→ Dataset content:

◇ ◇ ◇

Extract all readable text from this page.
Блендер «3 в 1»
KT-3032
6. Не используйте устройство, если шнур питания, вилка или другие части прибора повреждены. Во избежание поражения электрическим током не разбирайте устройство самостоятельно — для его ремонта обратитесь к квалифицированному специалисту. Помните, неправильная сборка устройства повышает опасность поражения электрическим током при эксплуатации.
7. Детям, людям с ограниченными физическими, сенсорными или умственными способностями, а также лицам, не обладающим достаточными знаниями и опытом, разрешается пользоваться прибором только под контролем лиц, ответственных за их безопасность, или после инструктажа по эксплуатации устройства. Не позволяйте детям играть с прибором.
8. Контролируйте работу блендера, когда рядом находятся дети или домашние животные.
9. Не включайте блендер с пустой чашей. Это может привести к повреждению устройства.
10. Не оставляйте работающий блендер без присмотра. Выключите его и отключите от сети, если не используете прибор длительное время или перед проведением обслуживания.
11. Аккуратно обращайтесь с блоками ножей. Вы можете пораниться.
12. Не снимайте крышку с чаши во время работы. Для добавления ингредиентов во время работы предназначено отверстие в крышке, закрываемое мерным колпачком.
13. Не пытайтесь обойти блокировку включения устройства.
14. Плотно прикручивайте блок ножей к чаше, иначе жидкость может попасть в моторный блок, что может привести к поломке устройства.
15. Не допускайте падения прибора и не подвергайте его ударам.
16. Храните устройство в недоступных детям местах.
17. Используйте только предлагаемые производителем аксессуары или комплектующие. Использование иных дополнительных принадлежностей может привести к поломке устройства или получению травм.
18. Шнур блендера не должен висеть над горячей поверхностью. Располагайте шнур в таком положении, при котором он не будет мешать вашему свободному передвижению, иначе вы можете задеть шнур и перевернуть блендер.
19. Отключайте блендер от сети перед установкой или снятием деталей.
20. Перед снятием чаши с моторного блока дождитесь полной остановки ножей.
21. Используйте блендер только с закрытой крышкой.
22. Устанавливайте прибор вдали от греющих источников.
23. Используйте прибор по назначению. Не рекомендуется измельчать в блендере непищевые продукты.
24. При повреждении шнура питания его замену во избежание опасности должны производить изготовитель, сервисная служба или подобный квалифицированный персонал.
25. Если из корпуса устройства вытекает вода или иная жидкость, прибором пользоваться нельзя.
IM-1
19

◇ ◇ ◇

→ Exercise: Say how many lines include the word "чаши"; reply with the number alone.

→ Solution for this task: 2